■ **EXERCISE**
What is the number of lines in the entries below that include the word "TALK"? Provide the number only.

■ **AVAILABLE RECORDS**

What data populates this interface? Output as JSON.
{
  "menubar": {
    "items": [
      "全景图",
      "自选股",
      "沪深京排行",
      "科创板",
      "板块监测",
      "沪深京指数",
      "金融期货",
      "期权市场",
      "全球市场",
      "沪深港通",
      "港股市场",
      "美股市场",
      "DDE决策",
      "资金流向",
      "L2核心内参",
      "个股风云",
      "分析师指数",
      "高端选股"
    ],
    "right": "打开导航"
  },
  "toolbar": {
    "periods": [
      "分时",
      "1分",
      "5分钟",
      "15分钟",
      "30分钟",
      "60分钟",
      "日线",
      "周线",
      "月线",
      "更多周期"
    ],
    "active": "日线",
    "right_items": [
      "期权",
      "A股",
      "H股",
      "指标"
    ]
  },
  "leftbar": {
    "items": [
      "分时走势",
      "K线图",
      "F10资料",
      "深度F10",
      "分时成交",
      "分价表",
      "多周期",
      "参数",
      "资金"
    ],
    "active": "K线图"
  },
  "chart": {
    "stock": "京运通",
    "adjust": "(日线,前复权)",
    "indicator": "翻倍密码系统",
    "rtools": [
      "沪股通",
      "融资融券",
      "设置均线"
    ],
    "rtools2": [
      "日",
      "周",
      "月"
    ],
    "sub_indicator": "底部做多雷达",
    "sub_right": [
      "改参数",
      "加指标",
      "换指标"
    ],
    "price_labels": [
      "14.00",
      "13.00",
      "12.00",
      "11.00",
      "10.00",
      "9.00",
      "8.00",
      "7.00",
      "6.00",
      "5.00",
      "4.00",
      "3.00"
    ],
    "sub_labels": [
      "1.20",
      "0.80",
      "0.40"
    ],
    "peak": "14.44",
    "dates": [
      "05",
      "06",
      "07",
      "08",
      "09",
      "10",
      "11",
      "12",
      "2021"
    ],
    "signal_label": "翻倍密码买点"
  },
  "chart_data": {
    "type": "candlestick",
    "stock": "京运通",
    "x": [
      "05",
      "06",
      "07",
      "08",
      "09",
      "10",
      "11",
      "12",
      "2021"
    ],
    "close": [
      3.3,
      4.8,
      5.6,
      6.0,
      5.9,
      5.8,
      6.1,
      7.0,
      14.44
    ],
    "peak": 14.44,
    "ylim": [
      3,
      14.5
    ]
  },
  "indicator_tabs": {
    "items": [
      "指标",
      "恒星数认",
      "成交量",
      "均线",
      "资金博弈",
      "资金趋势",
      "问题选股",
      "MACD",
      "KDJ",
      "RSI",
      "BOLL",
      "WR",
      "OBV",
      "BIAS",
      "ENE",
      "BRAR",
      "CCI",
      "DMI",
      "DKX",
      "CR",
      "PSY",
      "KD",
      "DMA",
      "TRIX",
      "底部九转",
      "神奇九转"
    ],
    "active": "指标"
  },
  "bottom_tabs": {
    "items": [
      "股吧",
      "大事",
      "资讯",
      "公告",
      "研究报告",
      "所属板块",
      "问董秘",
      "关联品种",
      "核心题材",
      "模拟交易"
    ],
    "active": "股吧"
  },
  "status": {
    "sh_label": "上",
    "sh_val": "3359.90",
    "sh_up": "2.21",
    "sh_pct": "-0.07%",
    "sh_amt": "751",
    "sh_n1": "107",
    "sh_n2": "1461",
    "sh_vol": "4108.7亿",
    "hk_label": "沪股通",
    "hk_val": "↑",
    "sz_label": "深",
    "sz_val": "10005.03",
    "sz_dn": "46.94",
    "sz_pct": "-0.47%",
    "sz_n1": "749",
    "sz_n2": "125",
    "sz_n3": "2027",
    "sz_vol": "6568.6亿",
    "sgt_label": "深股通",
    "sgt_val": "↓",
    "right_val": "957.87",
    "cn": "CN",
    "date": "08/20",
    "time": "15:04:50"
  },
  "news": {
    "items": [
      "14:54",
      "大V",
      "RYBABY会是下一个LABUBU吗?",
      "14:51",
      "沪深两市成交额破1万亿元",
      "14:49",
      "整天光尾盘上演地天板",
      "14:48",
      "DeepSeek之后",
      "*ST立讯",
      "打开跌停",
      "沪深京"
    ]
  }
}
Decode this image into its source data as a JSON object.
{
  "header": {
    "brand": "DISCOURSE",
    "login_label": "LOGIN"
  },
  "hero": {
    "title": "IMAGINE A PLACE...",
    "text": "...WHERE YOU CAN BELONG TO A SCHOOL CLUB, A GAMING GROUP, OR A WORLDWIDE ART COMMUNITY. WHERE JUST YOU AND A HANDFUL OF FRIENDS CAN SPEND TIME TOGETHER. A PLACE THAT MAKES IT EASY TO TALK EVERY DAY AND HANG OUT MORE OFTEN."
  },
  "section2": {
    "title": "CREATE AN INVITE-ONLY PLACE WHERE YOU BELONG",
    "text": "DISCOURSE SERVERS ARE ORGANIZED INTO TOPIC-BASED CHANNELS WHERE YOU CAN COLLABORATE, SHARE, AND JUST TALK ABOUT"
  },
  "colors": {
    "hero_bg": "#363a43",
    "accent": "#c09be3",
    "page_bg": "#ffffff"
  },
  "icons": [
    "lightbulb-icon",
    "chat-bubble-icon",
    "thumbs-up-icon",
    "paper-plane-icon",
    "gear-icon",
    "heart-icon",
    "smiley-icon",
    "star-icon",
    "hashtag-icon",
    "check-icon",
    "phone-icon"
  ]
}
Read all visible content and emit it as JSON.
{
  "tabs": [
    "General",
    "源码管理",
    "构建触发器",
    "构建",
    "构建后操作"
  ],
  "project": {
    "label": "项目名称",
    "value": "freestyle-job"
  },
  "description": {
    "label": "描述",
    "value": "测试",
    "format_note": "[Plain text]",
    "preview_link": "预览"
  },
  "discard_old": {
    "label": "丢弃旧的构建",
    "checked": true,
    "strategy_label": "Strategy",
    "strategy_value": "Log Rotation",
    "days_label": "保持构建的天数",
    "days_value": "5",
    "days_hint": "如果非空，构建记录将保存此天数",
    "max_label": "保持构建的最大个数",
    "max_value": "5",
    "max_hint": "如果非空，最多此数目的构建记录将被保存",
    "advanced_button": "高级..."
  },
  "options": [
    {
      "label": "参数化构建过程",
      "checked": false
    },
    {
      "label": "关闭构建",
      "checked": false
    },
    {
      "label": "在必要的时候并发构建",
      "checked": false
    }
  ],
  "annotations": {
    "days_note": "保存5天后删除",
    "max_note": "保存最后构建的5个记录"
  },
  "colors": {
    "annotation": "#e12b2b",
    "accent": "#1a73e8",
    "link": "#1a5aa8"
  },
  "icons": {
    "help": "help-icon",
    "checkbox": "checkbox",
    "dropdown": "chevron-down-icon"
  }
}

■ **REPLY TO THE EXERCISE**
2